## start Records supplied

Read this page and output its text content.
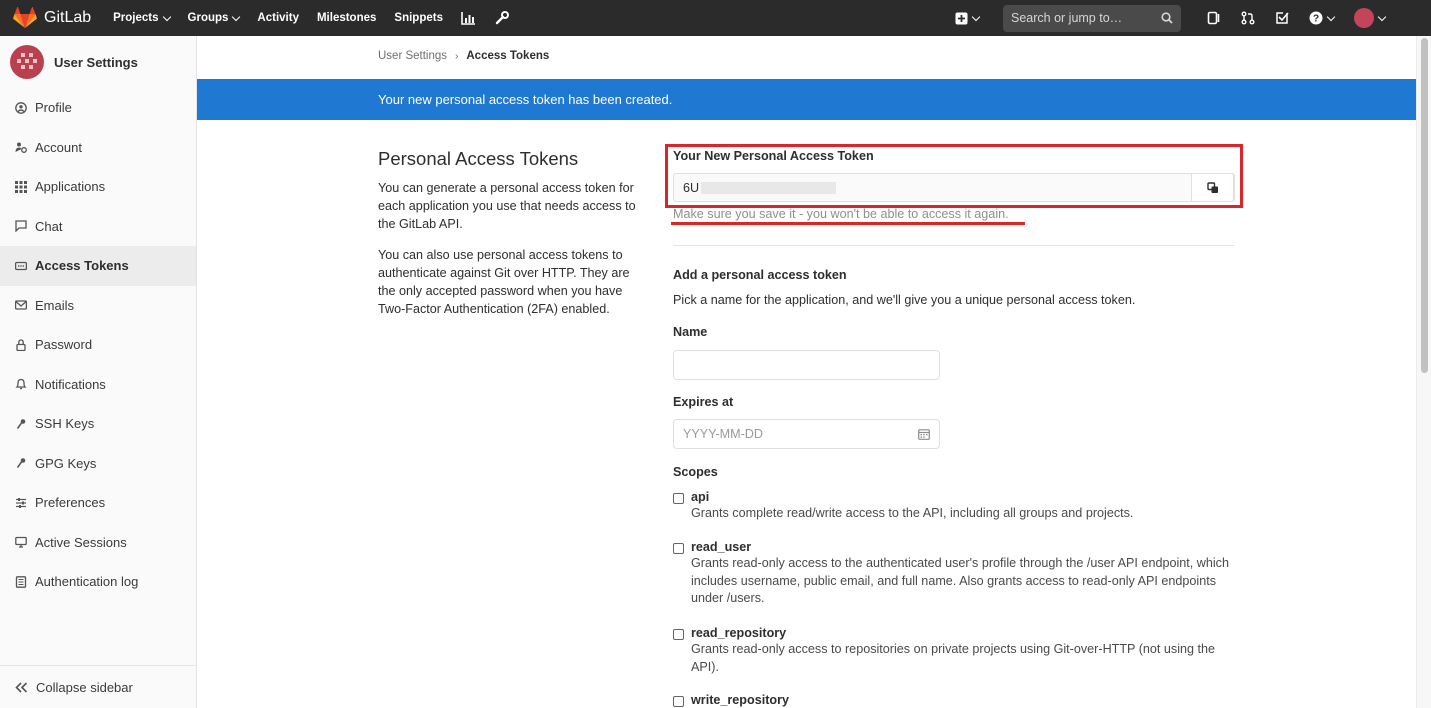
GitLab Projects	Groups	Activity Milestones Snippets	Search or jump to…	?
User Settings
Profile
Account
Applications
Chat
Access Tokens
Emails
Password
Notifications
SSH Keys
GPG Keys
Preferences
Active Sessions
Authentication log
Collapse sidebar
User Settings › Access Tokens
Your new personal access token has been created.
Personal Access Tokens

You can generate a personal access token for each application you use that needs access to the GitLab API.

You can also use personal access tokens to authenticate against Git over HTTP. They are the only accepted password when you have Two-Factor Authentication (2FA) enabled.

Your New Personal Access Token
6U
Make sure you save it - you won't be able to access it again.
Add a personal access token
Pick a name for the application, and we'll give you a unique personal access token.
Name
Expires at
YYYY-MM-DD
Scopes
api
Grants complete read/write access to the API, including all groups and projects.
read_user
Grants read-only access to the authenticated user's profile through the /user API endpoint, which includes username, public email, and full name. Also grants access to read-only API endpoints under /users.
read_repository
Grants read-only access to repositories on private projects using Git-over-HTTP (not using the API).
write_repository
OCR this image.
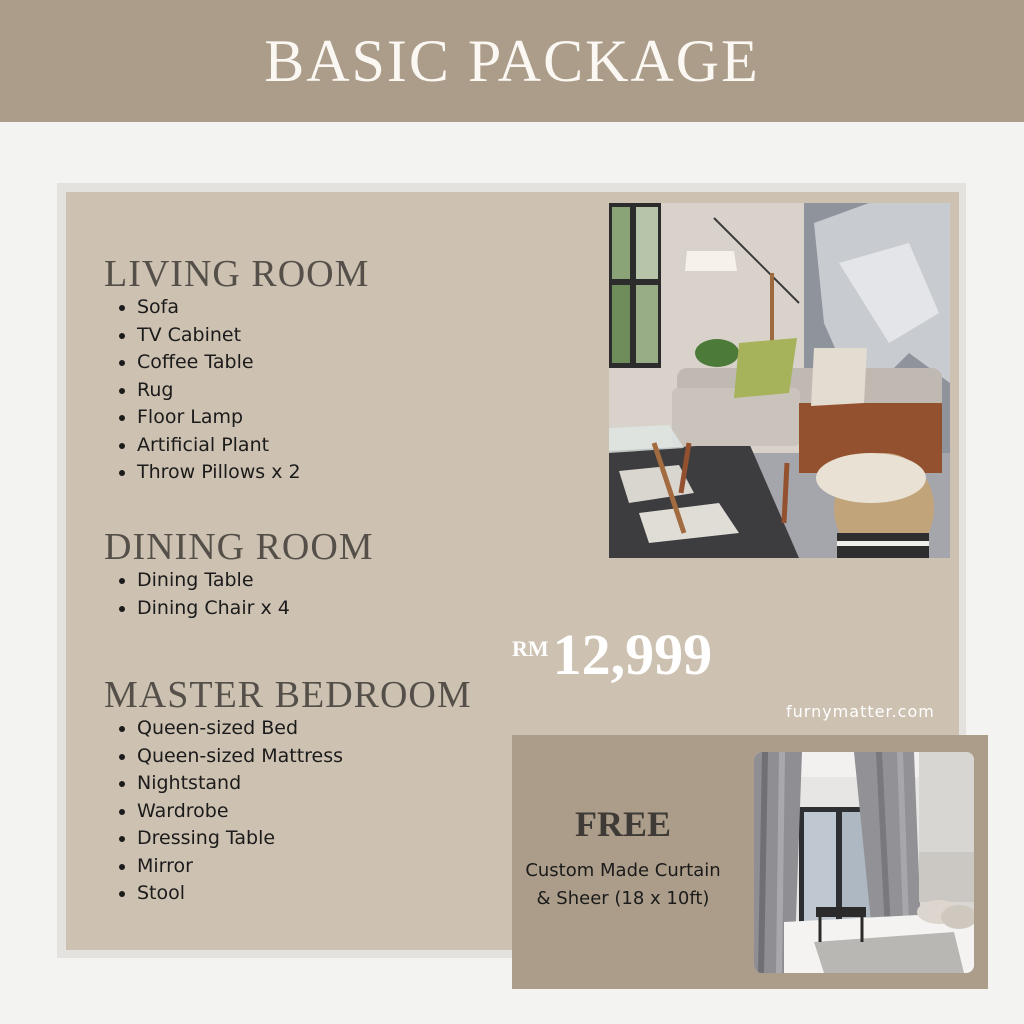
BASIC PACKAGE
LIVING ROOM
• Sofa
• TV Cabinet
• Coffee Table
• Rug
• Floor Lamp
• Artificial Plant
• Throw Pillows x 2
DINING ROOM
• Dining Table
• Dining Chair x 4
MASTER BEDROOM
• Queen-sized Bed
• Queen-sized Mattress
• Nightstand
• Wardrobe
• Dressing Table
• Mirror
• Stool
RM 12,999
furnymatter.com
FREE
Custom Made Curtain
& Sheer (18 x 10ft)
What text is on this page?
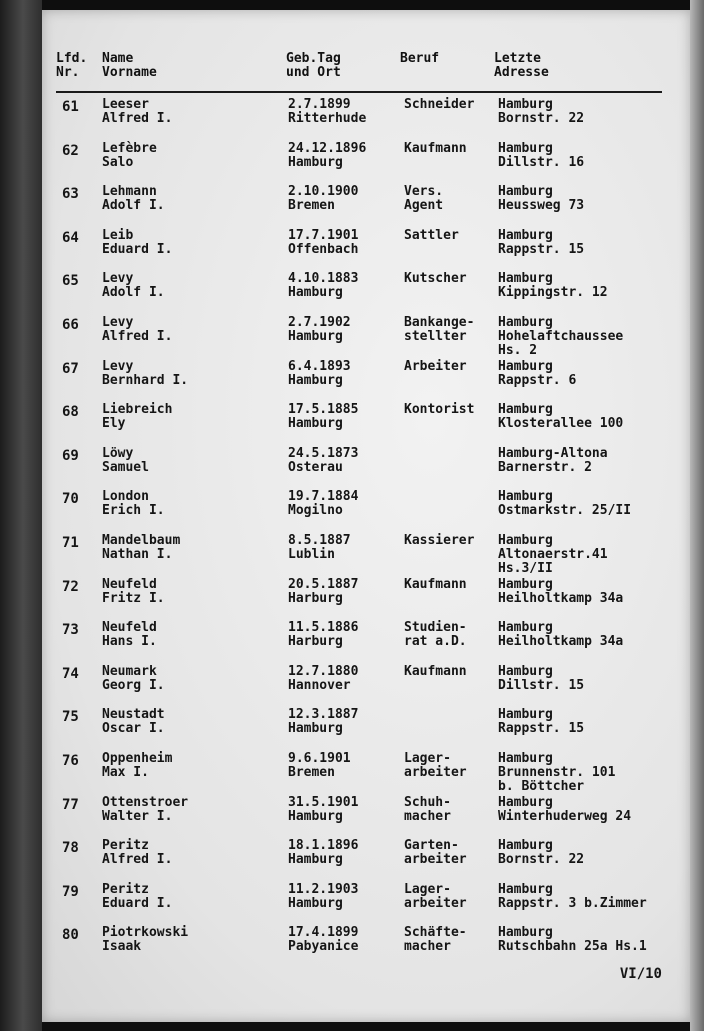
Lfd.
Nr.
Name
Vorname
Geb.Tag
und Ort
Beruf	Letzte
Adresse
61 Leeser
Alfred I.
2.7.1899
Ritterhude
Schneider Hamburg
Bornstr. 22
62 Lefèbre
Salo
24.12.1896
Hamburg
Kaufmann Hamburg
Dillstr. 16
63 Lehmann
Adolf I.
2.10.1900
Bremen
Vers.
Agent
Hamburg
Heussweg 73
64 Leib
Eduard I.
17.7.1901
Offenbach
Sattler	Hamburg
Rappstr. 15
65 Levy
Adolf I.
4.10.1883
Hamburg
Kutscher Hamburg
Kippingstr. 12
66 Levy
Alfred I.
2.7.1902
Hamburg
Bankange-
stellter
Hamburg
Hohelaftchaussee
Hs. 2
67 Levy
Bernhard I.
6.4.1893
Hamburg
Arbeiter Hamburg
Rappstr. 6
68 Liebreich
Ely
17.5.1885
Hamburg
Kontorist Hamburg
Klosterallee 100
69 Löwy
Samuel
24.5.1873
Osterau
Hamburg-Altona
Barnerstr. 2
70 London
Erich I.
19.7.1884
Mogilno
Hamburg
Ostmarkstr. 25/II
71 Mandelbaum
Nathan I.
8.5.1887
Lublin
Kassierer Hamburg
Altonaerstr.41
Hs.3/II
72 Neufeld
Fritz I.
20.5.1887
Harburg
Kaufmann Hamburg
Heilholtkamp 34a
73 Neufeld
Hans I.
11.5.1886
Harburg
Studien-
rat a.D.
Hamburg
Heilholtkamp 34a
74 Neumark
Georg I.
12.7.1880
Hannover
Kaufmann Hamburg
Dillstr. 15
75 Neustadt
Oscar I.
12.3.1887
Hamburg
Hamburg
Rappstr. 15
76 Oppenheim
Max I.
9.6.1901
Bremen
Lager-
arbeiter
Hamburg
Brunnenstr. 101
b. Böttcher
77 Ottenstroer
Walter I.
31.5.1901
Hamburg
Schuh-
macher
Hamburg
Winterhuderweg 24
78 Peritz
Alfred I.
18.1.1896
Hamburg
Garten-
arbeiter
Hamburg
Bornstr. 22
79 Peritz
Eduard I.
11.2.1903
Hamburg
Lager-
arbeiter
Hamburg
Rappstr. 3 b.Zimmer
80 Piotrkowski
Isaak
17.4.1899
Pabyanice
Schäfte-
macher
Hamburg
Rutschbahn 25a Hs.1
VI/10
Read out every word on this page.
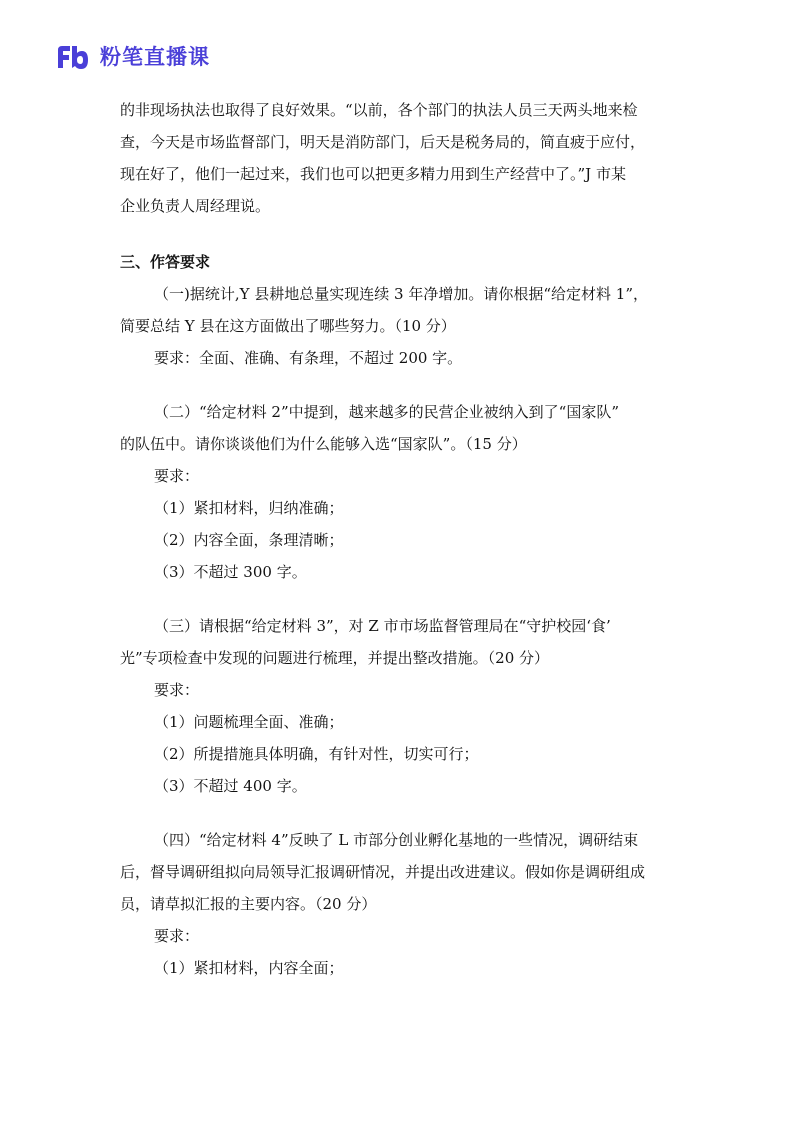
粉笔直播课
的非现场执法也取得了良好效果。“以前，各个部门的执法人员三天两头地来检
查，今天是市场监督部门，明天是消防部门，后天是税务局的，简直疲于应付，
现在好了，他们一起过来，我们也可以把更多精力用到生产经营中了。”J 市某
企业负责人周经理说。
三、作答要求
（一)据统计,Y 县耕地总量实现连续 3 年净增加。请你根据“给定材料 1”，
简要总结 Y 县在这方面做出了哪些努力。（10 分）
要求：全面、准确、有条理，不超过 200 字。
（二）“给定材料 2”中提到，越来越多的民营企业被纳入到了“国家队”
的队伍中。请你谈谈他们为什么能够入选“国家队”。（15 分）
要求：
（1）紧扣材料，归纳准确；
（2）内容全面，条理清晰；
（3）不超过 300 字。
（三）请根据“给定材料 3”，对 Z 市市场监督管理局在“守护校园‘食’
光”专项检查中发现的问题进行梳理，并提出整改措施。（20 分）
要求：
（1）问题梳理全面、准确；
（2）所提措施具体明确，有针对性，切实可行；
（3）不超过 400 字。
（四）“给定材料 4”反映了 L 市部分创业孵化基地的一些情况，调研结束
后，督导调研组拟向局领导汇报调研情况，并提出改进建议。假如你是调研组成
员，请草拟汇报的主要内容。（20 分）
要求：
（1）紧扣材料，内容全面；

## end Records supplied

Brief:
Without the pictures, write out every entry precisely as it appears.

Response to this task:
Read this page and output its text content.
GitLab Projects	Groups	Activity Milestones Snippets	Search or jump to…	?
User Settings
Profile
Account
Applications
Chat
Access Tokens
Emails
Password
Notifications
SSH Keys
GPG Keys
Preferences
Active Sessions
Authentication log
Collapse sidebar
User Settings › Access Tokens
Your new personal access token has been created.
Personal Access Tokens

You can generate a personal access token for each application you use that needs access to the GitLab API.

You can also use personal access tokens to authenticate against Git over HTTP. They are the only accepted password when you have Two-Factor Authentication (2FA) enabled.

Your New Personal Access Token
6U
Make sure you save it - you won't be able to access it again.
Add a personal access token
Pick a name for the application, and we'll give you a unique personal access token.
Name
Expires at
YYYY-MM-DD
Scopes
api
Grants complete read/write access to the API, including all groups and projects.
read_user
Grants read-only access to the authenticated user's profile through the /user API endpoint, which includes username, public email, and full name. Also grants access to read-only API endpoints under /users.
read_repository
Grants read-only access to repositories on private projects using Git-over-HTTP (not using the API).
write_repository
OCR this image.
BASIC PACKAGE
LIVING ROOM
• Sofa
• TV Cabinet
• Coffee Table
• Rug
• Floor Lamp
• Artificial Plant
• Throw Pillows x 2
DINING ROOM
• Dining Table
• Dining Chair x 4
MASTER BEDROOM
• Queen-sized Bed
• Queen-sized Mattress
• Nightstand
• Wardrobe
• Dressing Table
• Mirror
• Stool
RM 12,999
furnymatter.com
FREE
Custom Made Curtain
& Sheer (18 x 10ft)
What text is on this page?
Lfd.
Nr.
Name
Vorname
Geb.Tag
und Ort
Beruf	Letzte
Adresse
61 Leeser
Alfred I.
2.7.1899
Ritterhude
Schneider Hamburg
Bornstr. 22
62 Lefèbre
Salo
24.12.1896
Hamburg
Kaufmann Hamburg
Dillstr. 16
63 Lehmann
Adolf I.
2.10.1900
Bremen
Vers.
Agent
Hamburg
Heussweg 73
64 Leib
Eduard I.
17.7.1901
Offenbach
Sattler	Hamburg
Rappstr. 15
65 Levy
Adolf I.
4.10.1883
Hamburg
Kutscher Hamburg
Kippingstr. 12
66 Levy
Alfred I.
2.7.1902
Hamburg
Bankange-
stellter
Hamburg
Hohelaftchaussee
Hs. 2
67 Levy
Bernhard I.
6.4.1893
Hamburg
Arbeiter Hamburg
Rappstr. 6
68 Liebreich
Ely
17.5.1885
Hamburg
Kontorist Hamburg
Klosterallee 100
69 Löwy
Samuel
24.5.1873
Osterau
Hamburg-Altona
Barnerstr. 2
70 London
Erich I.
19.7.1884
Mogilno
Hamburg
Ostmarkstr. 25/II
71 Mandelbaum
Nathan I.
8.5.1887
Lublin
Kassierer Hamburg
Altonaerstr.41
Hs.3/II
72 Neufeld
Fritz I.
20.5.1887
Harburg
Kaufmann Hamburg
Heilholtkamp 34a
73 Neufeld
Hans I.
11.5.1886
Harburg
Studien-
rat a.D.
Hamburg
Heilholtkamp 34a
74 Neumark
Georg I.
12.7.1880
Hannover
Kaufmann Hamburg
Dillstr. 15
75 Neustadt
Oscar I.
12.3.1887
Hamburg
Hamburg
Rappstr. 15
76 Oppenheim
Max I.
9.6.1901
Bremen
Lager-
arbeiter
Hamburg
Brunnenstr. 101
b. Böttcher
77 Ottenstroer
Walter I.
31.5.1901
Hamburg
Schuh-
macher
Hamburg
Winterhuderweg 24
78 Peritz
Alfred I.
18.1.1896
Hamburg
Garten-
arbeiter
Hamburg
Bornstr. 22
79 Peritz
Eduard I.
11.2.1903
Hamburg
Lager-
arbeiter
Hamburg
Rappstr. 3 b.Zimmer
80 Piotrkowski
Isaak
17.4.1899
Pabyanice
Schäfte-
macher
Hamburg
Rutschbahn 25a Hs.1
VI/10
Read out every word on this page.
粉笔直播课
的非现场执法也取得了良好效果。“以前，各个部门的执法人员三天两头地来检
查，今天是市场监督部门，明天是消防部门，后天是税务局的，简直疲于应付，
现在好了，他们一起过来，我们也可以把更多精力用到生产经营中了。”J 市某
企业负责人周经理说。
三、作答要求
（一)据统计,Y 县耕地总量实现连续 3 年净增加。请你根据“给定材料 1”，
简要总结 Y 县在这方面做出了哪些努力。（10 分）
要求：全面、准确、有条理，不超过 200 字。
（二）“给定材料 2”中提到，越来越多的民营企业被纳入到了“国家队”
的队伍中。请你谈谈他们为什么能够入选“国家队”。（15 分）
要求：
（1）紧扣材料，归纳准确；
（2）内容全面，条理清晰；
（3）不超过 300 字。
（三）请根据“给定材料 3”，对 Z 市市场监督管理局在“守护校园‘食’
光”专项检查中发现的问题进行梳理，并提出整改措施。（20 分）
要求：
（1）问题梳理全面、准确；
（2）所提措施具体明确，有针对性，切实可行；
（3）不超过 400 字。
（四）“给定材料 4”反映了 L 市部分创业孵化基地的一些情况，调研结束
后，督导调研组拟向局领导汇报调研情况，并提出改进建议。假如你是调研组成
员，请草拟汇报的主要内容。（20 分）
要求：
（1）紧扣材料，内容全面；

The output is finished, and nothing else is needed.